Reproduce the listing exactly, with no pictures in your copy.

[begin RECORDS FOR THIS TASK]

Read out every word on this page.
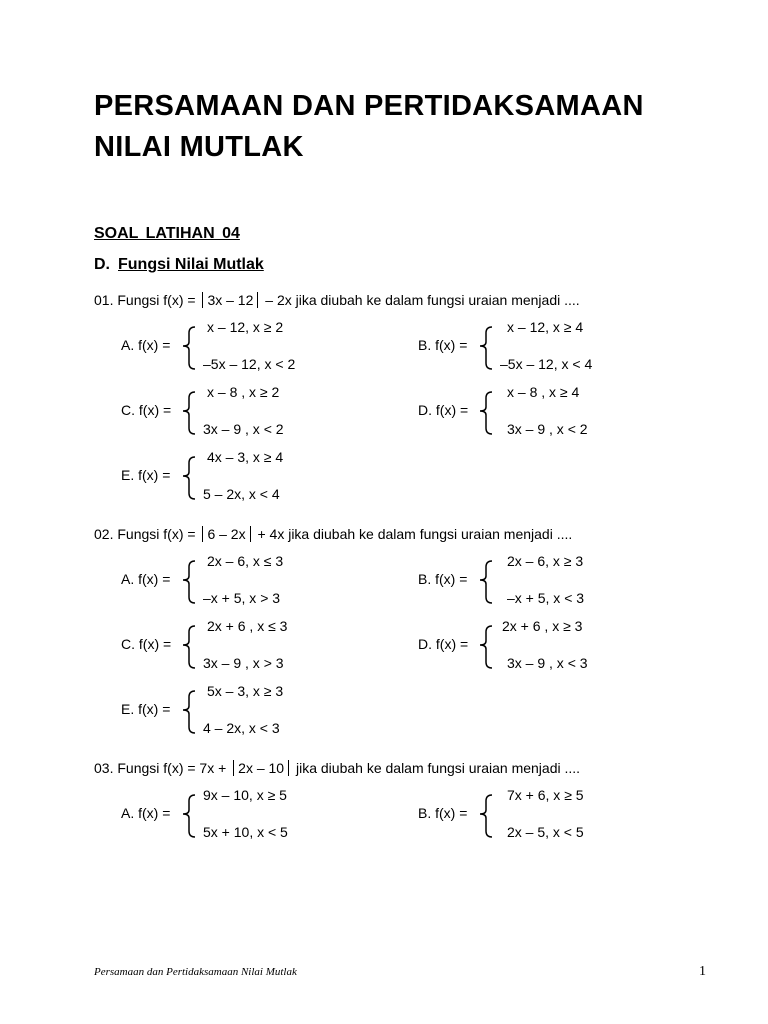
PERSAMAAN DAN PERTIDAKSAMAAN
NILAI MUTLAK
SOAL LATIHAN 04
D. Fungsi Nilai Mutlak

01. Fungsi f(x) = 3x – 12 – 2x jika diubah ke dalam fungsi uraian menjadi ....

A. f(x) =
x – 12, x ≥ 2
–5x – 12, x < 2
B. f(x) =
x – 12, x ≥ 4
–5x – 12, x < 4
C. f(x) =
x – 8 , x ≥ 2
3x – 9 , x < 2
D. f(x) =
x – 8 , x ≥ 4
3x – 9 , x < 2
E. f(x) =
4x – 3, x ≥ 4
5 – 2x, x < 4

02. Fungsi f(x) = 6 – 2x + 4x jika diubah ke dalam fungsi uraian menjadi ....

A. f(x) =
2x – 6, x ≤ 3
–x + 5, x > 3
B. f(x) =
2x – 6, x ≥ 3
–x + 5, x < 3
C. f(x) =
2x + 6 , x ≤ 3
3x – 9 , x > 3
D. f(x) =
2x + 6 , x ≥ 3
3x – 9 , x < 3
E. f(x) =
5x – 3, x ≥ 3
4 – 2x, x < 3

03. Fungsi f(x) = 7x + 2x – 10 jika diubah ke dalam fungsi uraian menjadi ....

A. f(x) =
9x – 10, x ≥ 5
5x + 10, x < 5
B. f(x) =
7x + 6, x ≥ 5
2x – 5, x < 5

Persamaan dan Pertidaksamaan Nilai Mutlak	1
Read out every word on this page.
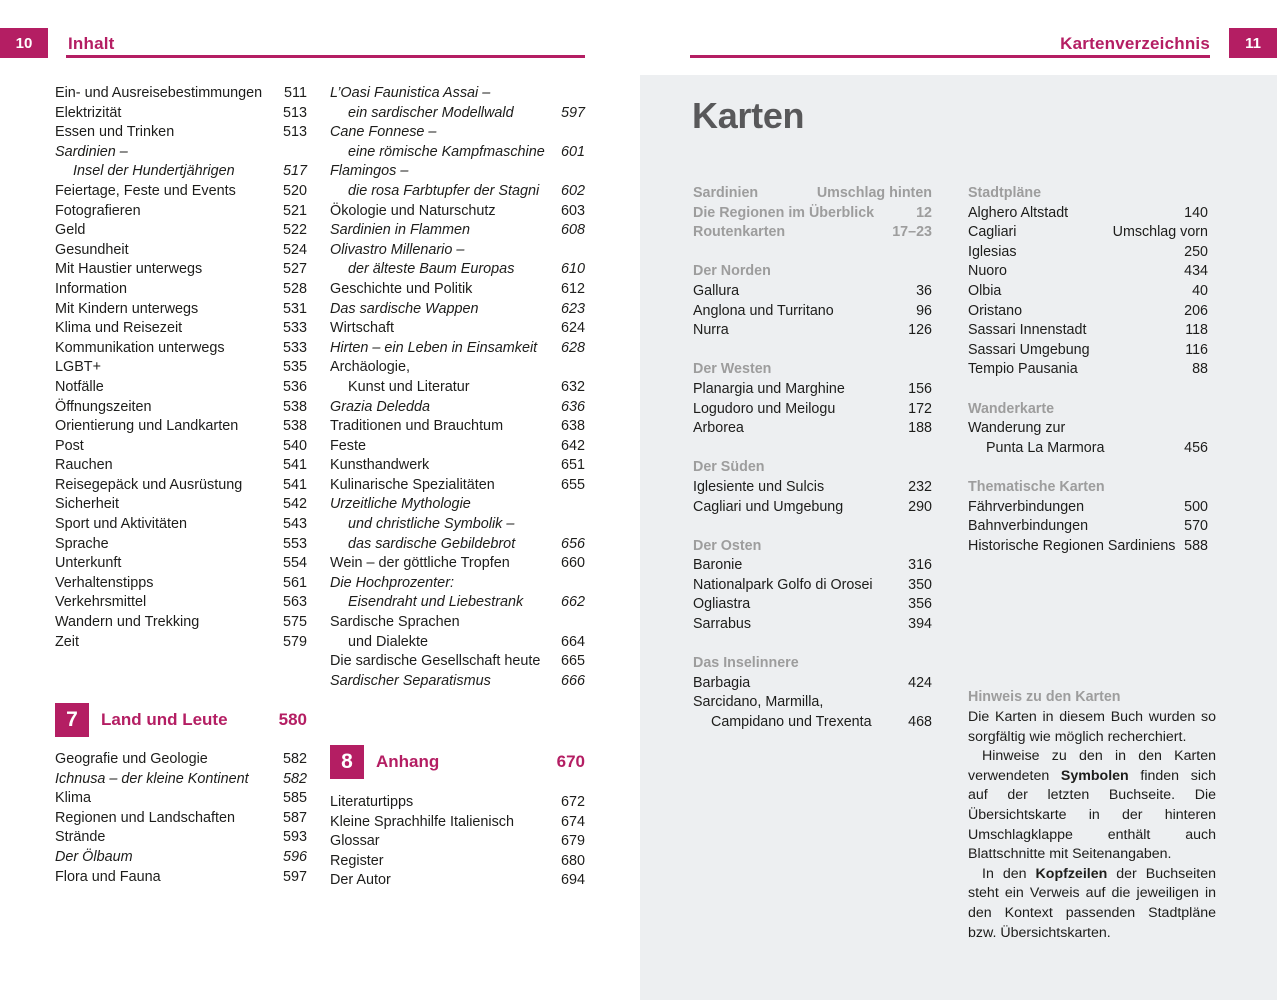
10	Inhalt	Kartenverzeichnis	11
Ein- und Ausreisebestimmungen 511
Elektrizität	513
Essen und Trinken	513
Sardinien –
Insel der Hundertjährigen	517
Feiertage, Feste und Events	520
Fotografieren	521
Geld	522
Gesundheit	524
Mit Haustier unterwegs	527
Information	528
Mit Kindern unterwegs	531
Klima und Reisezeit	533
Kommunikation unterwegs	533
LGBT+	535
Notfälle	536
Öffnungszeiten	538
Orientierung und Landkarten	538
Post	540
Rauchen	541
Reisegepäck und Ausrüstung	541
Sicherheit	542
Sport und Aktivitäten	543
Sprache	553
Unterkunft	554
Verhaltenstipps	561
Verkehrsmittel	563
Wandern und Trekking	575
Zeit	579
7	Land und Leute	580
Geografie und Geologie	582
Ichnusa – der kleine Kontinent 582
Klima	585
Regionen und Landschaften	587
Strände	593
Der Ölbaum	596
Flora und Fauna	597
L’Oasi Faunistica Assai –
ein sardischer Modellwald	597
Cane Fonnese –
eine römische Kampfmaschine 601
Flamingos –
die rosa Farbtupfer der Stagni 602
Ökologie und Naturschutz	603
Sardinien in Flammen	608
Olivastro Millenario –
der älteste Baum Europas	610
Geschichte und Politik	612
Das sardische Wappen	623
Wirtschaft	624
Hirten – ein Leben in Einsamkeit 628
Archäologie,
Kunst und Literatur	632
Grazia Deledda	636
Traditionen und Brauchtum	638
Feste	642
Kunsthandwerk	651
Kulinarische Spezialitäten	655
Urzeitliche Mythologie
und christliche Symbolik –
das sardische Gebildebrot	656
Wein – der göttliche Tropfen	660
Die Hochprozenter:
Eisendraht und Liebestrank	662
Sardische Sprachen
und Dialekte	664
Die sardische Gesellschaft heute 665
Sardischer Separatismus	666
8	Anhang	670
Literaturtipps	672
Kleine Sprachhilfe Italienisch	674
Glossar	679
Register	680
Der Autor	694
Karten
Sardinien	Umschlag hinten
Die Regionen im Überblick	12
Routenkarten	17–23
Der Norden
Gallura	36
Anglona und Turritano	96
Nurra	126
Der Westen
Planargia und Marghine	156
Logudoro und Meilogu	172
Arborea	188
Der Süden
Iglesiente und Sulcis	232
Cagliari und Umgebung	290
Der Osten
Baronie	316
Nationalpark Golfo di Orosei 350
Ogliastra	356
Sarrabus	394
Das Inselinnere
Barbagia	424
Sarcidano, Marmilla,
Campidano und Trexenta	468
Stadtpläne
Alghero Altstadt	140
Cagliari	Umschlag vorn
Iglesias	250
Nuoro	434
Olbia	40
Oristano	206
Sassari Innenstadt	118
Sassari Umgebung	116
Tempio Pausania	88
Wanderkarte
Wanderung zur
Punta La Marmora	456
Thematische Karten
Fährverbindungen	500
Bahnverbindungen	570
Historische Regionen Sardiniens 588
Hinweis zu den Karten

Die Karten in diesem Buch wurden so sorgfältig wie möglich recherchiert.

Hinweise zu den in den Karten verwendeten Symbolen finden sich auf der letzten Buchseite. Die Übersichtskarte in der hinteren Umschlagklappe enthält auch Blattschnitte mit Seitenangaben.

In den Kopfzeilen der Buchseiten steht ein Verweis auf die jeweiligen in den Kontext passenden Stadtpläne bzw. Übersichtskarten.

[end RECORDS FOR THIS TASK]

[EXERCISE RESULT]:
Read out every word on this page.
PERSAMAAN DAN PERTIDAKSAMAAN
NILAI MUTLAK
SOAL LATIHAN 04
D. Fungsi Nilai Mutlak

01. Fungsi f(x) = 3x – 12 – 2x jika diubah ke dalam fungsi uraian menjadi ....

A. f(x) =
x – 12, x ≥ 2
–5x – 12, x < 2
B. f(x) =
x – 12, x ≥ 4
–5x – 12, x < 4
C. f(x) =
x – 8 , x ≥ 2
3x – 9 , x < 2
D. f(x) =
x – 8 , x ≥ 4
3x – 9 , x < 2
E. f(x) =
4x – 3, x ≥ 4
5 – 2x, x < 4

02. Fungsi f(x) = 6 – 2x + 4x jika diubah ke dalam fungsi uraian menjadi ....

A. f(x) =
2x – 6, x ≤ 3
–x + 5, x > 3
B. f(x) =
2x – 6, x ≥ 3
–x + 5, x < 3
C. f(x) =
2x + 6 , x ≤ 3
3x – 9 , x > 3
D. f(x) =
2x + 6 , x ≥ 3
3x – 9 , x < 3
E. f(x) =
5x – 3, x ≥ 3
4 – 2x, x < 3

03. Fungsi f(x) = 7x + 2x – 10 jika diubah ke dalam fungsi uraian menjadi ....

A. f(x) =
9x – 10, x ≥ 5
5x + 10, x < 5
B. f(x) =
7x + 6, x ≥ 5
2x – 5, x < 5

Persamaan dan Pertidaksamaan Nilai Mutlak	1
Read out every word on this page.
10	Inhalt	Kartenverzeichnis	11
Ein- und Ausreisebestimmungen 511
Elektrizität	513
Essen und Trinken	513
Sardinien –
Insel der Hundertjährigen	517
Feiertage, Feste und Events	520
Fotografieren	521
Geld	522
Gesundheit	524
Mit Haustier unterwegs	527
Information	528
Mit Kindern unterwegs	531
Klima und Reisezeit	533
Kommunikation unterwegs	533
LGBT+	535
Notfälle	536
Öffnungszeiten	538
Orientierung und Landkarten	538
Post	540
Rauchen	541
Reisegepäck und Ausrüstung	541
Sicherheit	542
Sport und Aktivitäten	543
Sprache	553
Unterkunft	554
Verhaltenstipps	561
Verkehrsmittel	563
Wandern und Trekking	575
Zeit	579
7	Land und Leute	580
Geografie und Geologie	582
Ichnusa – der kleine Kontinent 582
Klima	585
Regionen und Landschaften	587
Strände	593
Der Ölbaum	596
Flora und Fauna	597
L’Oasi Faunistica Assai –
ein sardischer Modellwald	597
Cane Fonnese –
eine römische Kampfmaschine 601
Flamingos –
die rosa Farbtupfer der Stagni 602
Ökologie und Naturschutz	603
Sardinien in Flammen	608
Olivastro Millenario –
der älteste Baum Europas	610
Geschichte und Politik	612
Das sardische Wappen	623
Wirtschaft	624
Hirten – ein Leben in Einsamkeit 628
Archäologie,
Kunst und Literatur	632
Grazia Deledda	636
Traditionen und Brauchtum	638
Feste	642
Kunsthandwerk	651
Kulinarische Spezialitäten	655
Urzeitliche Mythologie
und christliche Symbolik –
das sardische Gebildebrot	656
Wein – der göttliche Tropfen	660
Die Hochprozenter:
Eisendraht und Liebestrank	662
Sardische Sprachen
und Dialekte	664
Die sardische Gesellschaft heute 665
Sardischer Separatismus	666
8	Anhang	670
Literaturtipps	672
Kleine Sprachhilfe Italienisch	674
Glossar	679
Register	680
Der Autor	694
Karten
Sardinien	Umschlag hinten
Die Regionen im Überblick	12
Routenkarten	17–23
Der Norden
Gallura	36
Anglona und Turritano	96
Nurra	126
Der Westen
Planargia und Marghine	156
Logudoro und Meilogu	172
Arborea	188
Der Süden
Iglesiente und Sulcis	232
Cagliari und Umgebung	290
Der Osten
Baronie	316
Nationalpark Golfo di Orosei 350
Ogliastra	356
Sarrabus	394
Das Inselinnere
Barbagia	424
Sarcidano, Marmilla,
Campidano und Trexenta	468
Stadtpläne
Alghero Altstadt	140
Cagliari	Umschlag vorn
Iglesias	250
Nuoro	434
Olbia	40
Oristano	206
Sassari Innenstadt	118
Sassari Umgebung	116
Tempio Pausania	88
Wanderkarte
Wanderung zur
Punta La Marmora	456
Thematische Karten
Fährverbindungen	500
Bahnverbindungen	570
Historische Regionen Sardiniens 588
Hinweis zu den Karten

Die Karten in diesem Buch wurden so sorgfältig wie möglich recherchiert.

Hinweise zu den in den Karten verwendeten Symbolen finden sich auf der letzten Buchseite. Die Übersichtskarte in der hinteren Umschlagklappe enthält auch Blattschnitte mit Seitenangaben.

In den Kopfzeilen der Buchseiten steht ein Verweis auf die jeweiligen in den Kontext passenden Stadtpläne bzw. Übersichtskarten.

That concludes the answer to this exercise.